(Data records)
+-------+

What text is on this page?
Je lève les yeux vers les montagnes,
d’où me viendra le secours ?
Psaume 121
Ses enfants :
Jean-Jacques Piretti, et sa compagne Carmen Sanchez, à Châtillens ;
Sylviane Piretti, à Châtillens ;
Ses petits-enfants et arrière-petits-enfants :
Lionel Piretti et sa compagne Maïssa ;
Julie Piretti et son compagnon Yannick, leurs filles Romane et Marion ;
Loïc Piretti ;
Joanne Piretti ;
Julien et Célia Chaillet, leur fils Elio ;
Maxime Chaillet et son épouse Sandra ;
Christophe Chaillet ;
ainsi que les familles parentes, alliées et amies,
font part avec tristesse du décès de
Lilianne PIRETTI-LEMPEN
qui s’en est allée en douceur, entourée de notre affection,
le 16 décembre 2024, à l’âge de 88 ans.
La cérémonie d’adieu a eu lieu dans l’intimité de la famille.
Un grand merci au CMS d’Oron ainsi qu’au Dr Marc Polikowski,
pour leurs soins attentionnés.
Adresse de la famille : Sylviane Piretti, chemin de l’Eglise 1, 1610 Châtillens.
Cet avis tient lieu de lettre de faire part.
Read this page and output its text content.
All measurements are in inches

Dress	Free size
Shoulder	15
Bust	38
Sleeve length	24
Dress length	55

+-------+

◆ Exercise goal:
Repeat the records above exactly, leaving none out.

◆ Result below:
What text is on this page?
Je lève les yeux vers les montagnes,
d’où me viendra le secours ?
Psaume 121
Ses enfants :
Jean-Jacques Piretti, et sa compagne Carmen Sanchez, à Châtillens ;
Sylviane Piretti, à Châtillens ;
Ses petits-enfants et arrière-petits-enfants :
Lionel Piretti et sa compagne Maïssa ;
Julie Piretti et son compagnon Yannick, leurs filles Romane et Marion ;
Loïc Piretti ;
Joanne Piretti ;
Julien et Célia Chaillet, leur fils Elio ;
Maxime Chaillet et son épouse Sandra ;
Christophe Chaillet ;
ainsi que les familles parentes, alliées et amies,
font part avec tristesse du décès de
Lilianne PIRETTI-LEMPEN
qui s’en est allée en douceur, entourée de notre affection,
le 16 décembre 2024, à l’âge de 88 ans.
La cérémonie d’adieu a eu lieu dans l’intimité de la famille.
Un grand merci au CMS d’Oron ainsi qu’au Dr Marc Polikowski,
pour leurs soins attentionnés.
Adresse de la famille : Sylviane Piretti, chemin de l’Eglise 1, 1610 Châtillens.
Cet avis tient lieu de lettre de faire part.
Read this page and output its text content.
All measurements are in inches

Dress	Free size
Shoulder	15
Bust	38
Sleeve length	24
Dress length	55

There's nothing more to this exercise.